The input »
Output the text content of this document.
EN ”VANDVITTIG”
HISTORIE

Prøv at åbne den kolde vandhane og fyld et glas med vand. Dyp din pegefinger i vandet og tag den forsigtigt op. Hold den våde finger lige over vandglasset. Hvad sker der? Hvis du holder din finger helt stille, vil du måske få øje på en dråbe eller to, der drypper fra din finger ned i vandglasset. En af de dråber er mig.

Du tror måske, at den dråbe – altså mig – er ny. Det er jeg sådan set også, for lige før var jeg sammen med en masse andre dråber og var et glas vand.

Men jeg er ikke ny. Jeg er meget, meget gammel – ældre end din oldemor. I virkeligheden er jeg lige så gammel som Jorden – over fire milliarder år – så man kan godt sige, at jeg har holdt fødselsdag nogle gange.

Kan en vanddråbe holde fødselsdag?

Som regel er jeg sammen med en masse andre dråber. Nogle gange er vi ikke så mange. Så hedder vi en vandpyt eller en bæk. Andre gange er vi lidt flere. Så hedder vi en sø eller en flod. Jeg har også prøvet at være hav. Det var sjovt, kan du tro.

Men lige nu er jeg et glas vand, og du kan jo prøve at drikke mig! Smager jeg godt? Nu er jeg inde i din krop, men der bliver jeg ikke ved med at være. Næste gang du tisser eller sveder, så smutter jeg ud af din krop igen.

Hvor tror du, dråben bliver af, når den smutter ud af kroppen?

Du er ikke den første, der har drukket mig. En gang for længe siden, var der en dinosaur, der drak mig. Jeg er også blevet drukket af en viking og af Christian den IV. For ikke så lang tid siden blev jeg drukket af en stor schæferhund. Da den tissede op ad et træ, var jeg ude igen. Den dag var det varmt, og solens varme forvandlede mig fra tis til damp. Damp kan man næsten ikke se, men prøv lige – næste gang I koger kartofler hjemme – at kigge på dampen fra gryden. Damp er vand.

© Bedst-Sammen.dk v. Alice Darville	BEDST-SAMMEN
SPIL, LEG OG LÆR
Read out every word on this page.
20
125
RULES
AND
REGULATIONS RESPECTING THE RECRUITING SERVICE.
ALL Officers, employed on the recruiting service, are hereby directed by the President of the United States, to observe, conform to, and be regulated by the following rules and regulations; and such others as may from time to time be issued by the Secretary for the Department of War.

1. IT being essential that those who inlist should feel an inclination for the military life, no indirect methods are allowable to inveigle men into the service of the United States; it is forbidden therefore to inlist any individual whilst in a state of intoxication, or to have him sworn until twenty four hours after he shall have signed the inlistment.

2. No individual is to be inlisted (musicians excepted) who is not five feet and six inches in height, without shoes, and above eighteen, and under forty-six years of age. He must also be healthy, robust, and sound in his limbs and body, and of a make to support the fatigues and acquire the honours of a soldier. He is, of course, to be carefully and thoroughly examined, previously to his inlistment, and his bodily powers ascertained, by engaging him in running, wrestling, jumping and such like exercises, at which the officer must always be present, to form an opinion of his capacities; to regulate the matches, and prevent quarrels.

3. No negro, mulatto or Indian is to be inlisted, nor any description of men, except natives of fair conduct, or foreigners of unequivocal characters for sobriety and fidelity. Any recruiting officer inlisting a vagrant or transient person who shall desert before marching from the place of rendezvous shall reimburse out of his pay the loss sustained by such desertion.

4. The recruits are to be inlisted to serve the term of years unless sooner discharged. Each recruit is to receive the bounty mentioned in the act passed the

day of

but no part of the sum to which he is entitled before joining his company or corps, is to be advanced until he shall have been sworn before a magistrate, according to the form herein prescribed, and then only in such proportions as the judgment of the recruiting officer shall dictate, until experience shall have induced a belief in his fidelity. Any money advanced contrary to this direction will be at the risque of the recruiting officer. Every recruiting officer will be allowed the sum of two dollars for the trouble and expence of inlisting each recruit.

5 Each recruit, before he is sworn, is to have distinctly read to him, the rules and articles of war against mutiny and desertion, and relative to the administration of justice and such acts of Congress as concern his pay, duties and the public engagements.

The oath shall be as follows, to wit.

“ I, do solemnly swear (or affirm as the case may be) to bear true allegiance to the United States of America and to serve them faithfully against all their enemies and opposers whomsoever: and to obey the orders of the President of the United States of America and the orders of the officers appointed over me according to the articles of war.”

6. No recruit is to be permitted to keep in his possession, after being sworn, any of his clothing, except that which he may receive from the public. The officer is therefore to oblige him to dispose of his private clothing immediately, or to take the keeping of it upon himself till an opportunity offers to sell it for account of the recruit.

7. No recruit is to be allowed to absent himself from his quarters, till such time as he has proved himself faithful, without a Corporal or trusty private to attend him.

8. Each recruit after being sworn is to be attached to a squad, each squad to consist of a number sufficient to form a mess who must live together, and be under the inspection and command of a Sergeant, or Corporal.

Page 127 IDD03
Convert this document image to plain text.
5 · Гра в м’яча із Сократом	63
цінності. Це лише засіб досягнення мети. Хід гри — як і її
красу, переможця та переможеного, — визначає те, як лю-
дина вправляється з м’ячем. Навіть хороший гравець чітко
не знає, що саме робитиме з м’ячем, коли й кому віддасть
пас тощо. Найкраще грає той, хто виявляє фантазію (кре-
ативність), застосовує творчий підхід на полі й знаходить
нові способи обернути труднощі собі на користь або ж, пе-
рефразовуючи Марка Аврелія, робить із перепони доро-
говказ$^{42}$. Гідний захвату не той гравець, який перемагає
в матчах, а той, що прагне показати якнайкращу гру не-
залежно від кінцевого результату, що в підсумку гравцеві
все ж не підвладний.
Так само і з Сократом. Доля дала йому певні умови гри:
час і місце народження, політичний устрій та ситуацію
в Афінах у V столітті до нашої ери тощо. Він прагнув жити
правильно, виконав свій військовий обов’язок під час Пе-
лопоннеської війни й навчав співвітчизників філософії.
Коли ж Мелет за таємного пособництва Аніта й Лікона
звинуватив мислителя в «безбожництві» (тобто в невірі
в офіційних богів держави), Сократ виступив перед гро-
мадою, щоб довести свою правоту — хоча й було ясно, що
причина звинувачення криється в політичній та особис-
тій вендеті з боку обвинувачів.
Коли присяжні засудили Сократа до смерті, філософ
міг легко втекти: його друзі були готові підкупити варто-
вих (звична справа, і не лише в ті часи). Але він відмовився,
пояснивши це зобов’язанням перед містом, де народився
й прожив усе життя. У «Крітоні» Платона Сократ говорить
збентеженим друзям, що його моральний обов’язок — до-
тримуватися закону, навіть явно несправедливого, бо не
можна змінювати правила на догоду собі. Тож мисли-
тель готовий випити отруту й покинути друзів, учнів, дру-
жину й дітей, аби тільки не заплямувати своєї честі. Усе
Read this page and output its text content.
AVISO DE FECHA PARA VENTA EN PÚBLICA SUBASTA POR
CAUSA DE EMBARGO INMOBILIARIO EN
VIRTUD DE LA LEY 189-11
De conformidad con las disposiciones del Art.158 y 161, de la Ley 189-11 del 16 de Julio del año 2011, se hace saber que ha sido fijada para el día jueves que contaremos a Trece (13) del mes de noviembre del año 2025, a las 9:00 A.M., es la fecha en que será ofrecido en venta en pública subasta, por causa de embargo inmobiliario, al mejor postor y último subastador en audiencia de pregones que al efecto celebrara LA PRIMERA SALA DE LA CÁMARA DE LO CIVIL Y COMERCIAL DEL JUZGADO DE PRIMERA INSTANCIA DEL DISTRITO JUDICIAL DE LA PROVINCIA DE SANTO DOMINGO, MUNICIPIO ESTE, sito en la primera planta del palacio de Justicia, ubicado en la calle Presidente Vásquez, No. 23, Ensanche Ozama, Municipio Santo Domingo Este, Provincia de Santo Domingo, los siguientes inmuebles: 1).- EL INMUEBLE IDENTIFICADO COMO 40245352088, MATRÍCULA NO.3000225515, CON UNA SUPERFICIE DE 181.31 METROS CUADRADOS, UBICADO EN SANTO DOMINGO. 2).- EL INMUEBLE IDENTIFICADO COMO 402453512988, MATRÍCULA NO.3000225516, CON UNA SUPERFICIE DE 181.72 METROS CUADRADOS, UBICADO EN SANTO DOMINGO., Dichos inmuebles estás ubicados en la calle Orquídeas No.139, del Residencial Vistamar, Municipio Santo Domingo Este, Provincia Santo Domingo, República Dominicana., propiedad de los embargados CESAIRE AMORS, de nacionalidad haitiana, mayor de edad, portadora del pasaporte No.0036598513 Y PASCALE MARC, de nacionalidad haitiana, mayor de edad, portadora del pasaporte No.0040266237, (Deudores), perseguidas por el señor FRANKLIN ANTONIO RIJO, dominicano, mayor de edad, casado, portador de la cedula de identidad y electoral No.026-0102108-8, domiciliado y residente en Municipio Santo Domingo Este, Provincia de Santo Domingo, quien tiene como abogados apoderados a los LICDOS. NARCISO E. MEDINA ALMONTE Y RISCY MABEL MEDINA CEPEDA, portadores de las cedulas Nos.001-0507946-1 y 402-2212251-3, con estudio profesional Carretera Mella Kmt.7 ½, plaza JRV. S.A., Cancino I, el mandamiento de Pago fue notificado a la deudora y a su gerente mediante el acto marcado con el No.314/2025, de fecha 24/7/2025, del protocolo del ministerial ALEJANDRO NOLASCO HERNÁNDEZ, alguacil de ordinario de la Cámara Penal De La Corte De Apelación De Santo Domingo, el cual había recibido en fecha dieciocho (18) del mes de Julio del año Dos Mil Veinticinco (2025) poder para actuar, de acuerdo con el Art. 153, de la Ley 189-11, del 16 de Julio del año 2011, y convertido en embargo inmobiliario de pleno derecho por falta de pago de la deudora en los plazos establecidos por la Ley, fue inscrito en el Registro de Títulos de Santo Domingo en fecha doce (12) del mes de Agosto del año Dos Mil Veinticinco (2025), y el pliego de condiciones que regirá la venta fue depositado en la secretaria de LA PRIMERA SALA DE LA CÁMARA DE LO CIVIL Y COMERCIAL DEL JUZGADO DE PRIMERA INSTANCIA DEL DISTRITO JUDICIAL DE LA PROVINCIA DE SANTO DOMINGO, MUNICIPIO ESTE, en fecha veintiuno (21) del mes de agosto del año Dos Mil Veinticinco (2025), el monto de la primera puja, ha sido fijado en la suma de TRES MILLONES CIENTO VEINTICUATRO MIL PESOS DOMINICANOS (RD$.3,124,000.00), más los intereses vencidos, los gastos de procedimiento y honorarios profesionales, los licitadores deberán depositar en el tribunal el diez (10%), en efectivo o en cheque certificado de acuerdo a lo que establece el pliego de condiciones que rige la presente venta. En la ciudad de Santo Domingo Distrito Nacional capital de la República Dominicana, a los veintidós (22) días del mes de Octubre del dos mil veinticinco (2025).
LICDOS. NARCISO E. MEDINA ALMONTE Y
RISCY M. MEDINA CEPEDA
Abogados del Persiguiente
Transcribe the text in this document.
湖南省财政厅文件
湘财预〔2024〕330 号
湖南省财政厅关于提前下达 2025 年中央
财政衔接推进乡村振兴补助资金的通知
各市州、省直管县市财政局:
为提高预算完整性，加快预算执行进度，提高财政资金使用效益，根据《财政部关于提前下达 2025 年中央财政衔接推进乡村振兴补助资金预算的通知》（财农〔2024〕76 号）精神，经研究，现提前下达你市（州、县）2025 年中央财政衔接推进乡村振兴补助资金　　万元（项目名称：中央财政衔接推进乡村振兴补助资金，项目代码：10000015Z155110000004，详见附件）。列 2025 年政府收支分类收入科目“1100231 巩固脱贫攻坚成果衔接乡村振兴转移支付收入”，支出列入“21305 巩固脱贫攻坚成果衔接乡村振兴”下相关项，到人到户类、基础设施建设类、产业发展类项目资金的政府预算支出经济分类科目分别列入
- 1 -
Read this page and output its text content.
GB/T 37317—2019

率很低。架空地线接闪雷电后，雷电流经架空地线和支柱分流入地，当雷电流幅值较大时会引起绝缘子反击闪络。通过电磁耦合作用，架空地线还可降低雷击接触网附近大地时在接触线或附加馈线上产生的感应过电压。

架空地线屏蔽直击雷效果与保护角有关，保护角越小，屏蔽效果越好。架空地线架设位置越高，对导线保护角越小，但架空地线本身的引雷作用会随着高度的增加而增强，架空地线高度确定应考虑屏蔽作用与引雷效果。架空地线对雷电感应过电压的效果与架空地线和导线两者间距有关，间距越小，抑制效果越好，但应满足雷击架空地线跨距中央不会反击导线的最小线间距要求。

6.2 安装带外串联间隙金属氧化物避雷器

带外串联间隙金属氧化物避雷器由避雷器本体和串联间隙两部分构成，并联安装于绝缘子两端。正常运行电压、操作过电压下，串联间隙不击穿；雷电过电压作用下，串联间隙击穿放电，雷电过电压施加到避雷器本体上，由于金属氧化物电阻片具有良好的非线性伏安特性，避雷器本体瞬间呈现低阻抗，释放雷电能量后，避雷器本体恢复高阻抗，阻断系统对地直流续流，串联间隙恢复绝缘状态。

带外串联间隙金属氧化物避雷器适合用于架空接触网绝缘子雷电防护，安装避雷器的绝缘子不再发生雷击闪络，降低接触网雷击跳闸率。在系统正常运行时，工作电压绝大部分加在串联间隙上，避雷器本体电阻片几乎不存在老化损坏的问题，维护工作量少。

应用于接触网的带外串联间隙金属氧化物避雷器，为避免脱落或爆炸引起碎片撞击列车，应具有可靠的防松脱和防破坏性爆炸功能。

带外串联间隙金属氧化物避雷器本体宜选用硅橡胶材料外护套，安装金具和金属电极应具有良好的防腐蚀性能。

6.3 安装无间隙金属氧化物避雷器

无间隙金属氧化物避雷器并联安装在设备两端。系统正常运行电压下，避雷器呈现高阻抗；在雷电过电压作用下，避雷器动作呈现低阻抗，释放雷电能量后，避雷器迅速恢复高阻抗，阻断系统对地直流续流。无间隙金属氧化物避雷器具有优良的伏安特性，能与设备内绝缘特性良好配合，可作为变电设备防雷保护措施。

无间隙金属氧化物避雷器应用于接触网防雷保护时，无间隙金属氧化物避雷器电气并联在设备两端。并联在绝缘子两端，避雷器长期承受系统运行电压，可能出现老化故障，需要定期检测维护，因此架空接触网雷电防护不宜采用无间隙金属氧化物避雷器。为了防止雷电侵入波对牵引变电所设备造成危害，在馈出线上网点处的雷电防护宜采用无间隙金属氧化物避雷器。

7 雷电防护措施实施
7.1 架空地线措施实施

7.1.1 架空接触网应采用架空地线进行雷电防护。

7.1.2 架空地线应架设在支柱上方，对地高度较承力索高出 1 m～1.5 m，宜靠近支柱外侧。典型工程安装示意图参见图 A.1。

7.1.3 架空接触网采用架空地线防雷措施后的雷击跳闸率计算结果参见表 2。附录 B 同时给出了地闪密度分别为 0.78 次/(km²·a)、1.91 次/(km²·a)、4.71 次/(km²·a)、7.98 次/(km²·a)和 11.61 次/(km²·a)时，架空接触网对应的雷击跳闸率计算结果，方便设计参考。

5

Exercise instructions »
Go through the records. Copy each line where "gange" appears.

Written solution »
Men jeg er ikke ny. Jeg er meget, meget gammel – ældre end din oldemor. I virkeligheden er jeg lige så gammel som Jorden – over fire milliarder år – så man kan godt sige, at jeg har holdt fødselsdag nogle gange.
Som regel er jeg sammen med en masse andre dråber. Nogle gange er vi ikke så mange. Så hedder vi en vandpyt eller en bæk. Andre gange er vi lidt flere. Så hedder vi en sø eller en flod. Jeg har også prøvet at være hav. Det var sjovt, kan du tro.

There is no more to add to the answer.